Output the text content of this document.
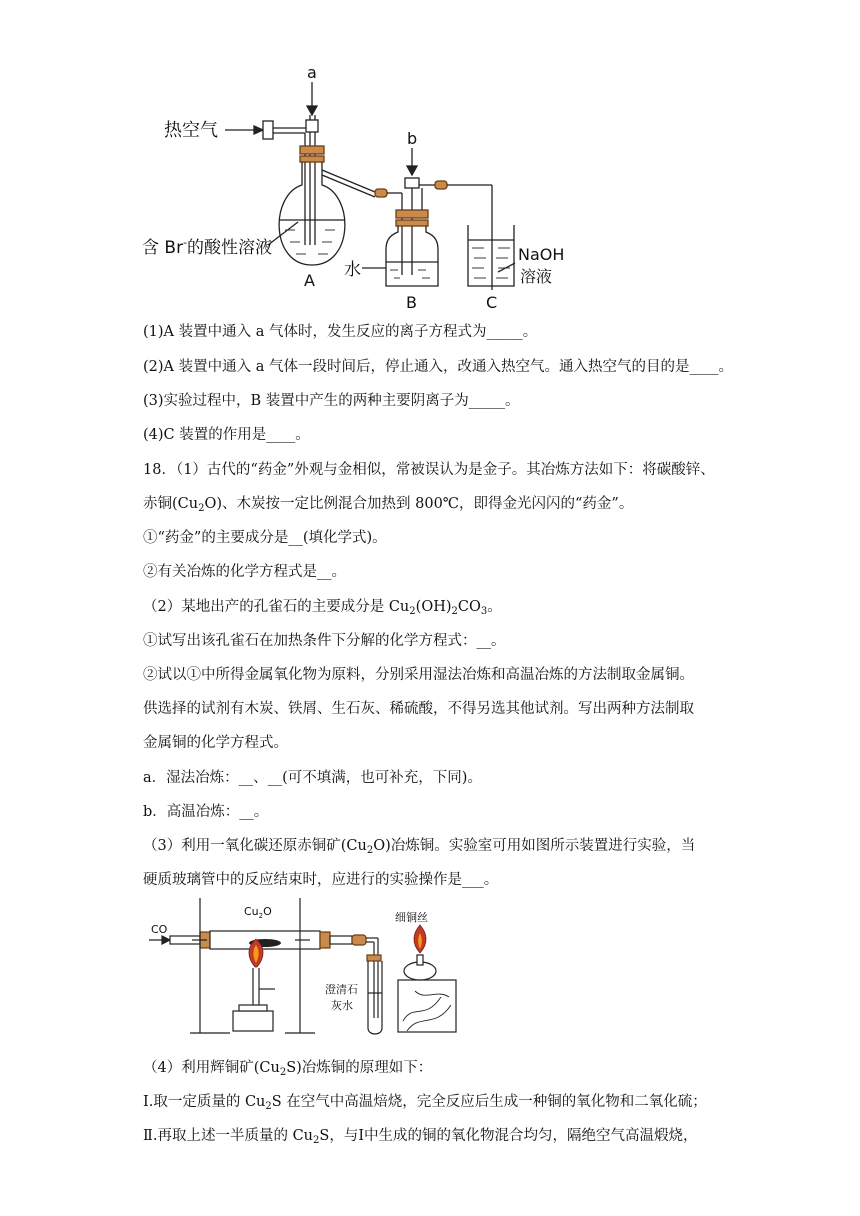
a
b
热空气
含 Br-的酸性溶液
A
水
B	C
NaOH
溶液
(1)A 装置中通入 a 气体时，发生反应的离子方程式为_____。
(2)A 装置中通入 a 气体一段时间后，停止通入，改通入热空气。通入热空气的目的是____。
(3)实验过程中，B 装置中产生的两种主要阴离子为_____。
(4)C 装置的作用是____。
18．（1）古代的“药金”外观与金相似，常被误认为是金子。其冶炼方法如下：将碳酸锌、
赤铜$(Cu_2O)$、木炭按一定比例混合加热到 800℃，即得金光闪闪的“药金”。
①“药金”的主要成分是__(填化学式)。
②有关冶炼的化学方程式是__。
（2）某地出产的孔雀石的主要成分是 $Cu_2(OH)_2CO_3$。
①试写出该孔雀石在加热条件下分解的化学方程式：__。
②试以①中所得金属氧化物为原料，分别采用湿法冶炼和高温冶炼的方法制取金属铜。
供选择的试剂有木炭、铁屑、生石灰、稀硫酸，不得另选其他试剂。写出两种方法制取
金属铜的化学方程式。
a．湿法冶炼：__、__(可不填满，也可补充，下同)。
b．高温冶炼：__。
（3）利用一氧化碳还原赤铜矿$(Cu_2O)$冶炼铜。实验室可用如图所示装置进行实验，当
硬质玻璃管中的反应结束时，应进行的实验操作是___。
CO
$Cu_2O$	细铜丝
澄清石
灰水
（4）利用辉铜矿$(Cu_2S)$冶炼铜的原理如下：
Ⅰ.取一定质量的 $Cu_2S$ 在空气中高温焙烧，完全反应后生成一种铜的氧化物和二氧化硫；
Ⅱ.再取上述一半质量的 $Cu_2S$，与Ⅰ中生成的铜的氧化物混合均匀，隔绝空气高温煅烧，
#####
_PROBLEM REQUIREMENTS_: Scan the material above for the string "装置中通入" and report each line where you find it.

_FULL SOLUTION_:
(1)A 装置中通入 a 气体时，发生反应的离子方程式为_____。
(2)A 装置中通入 a 气体一段时间后，停止通入，改通入热空气。通入热空气的目的是____。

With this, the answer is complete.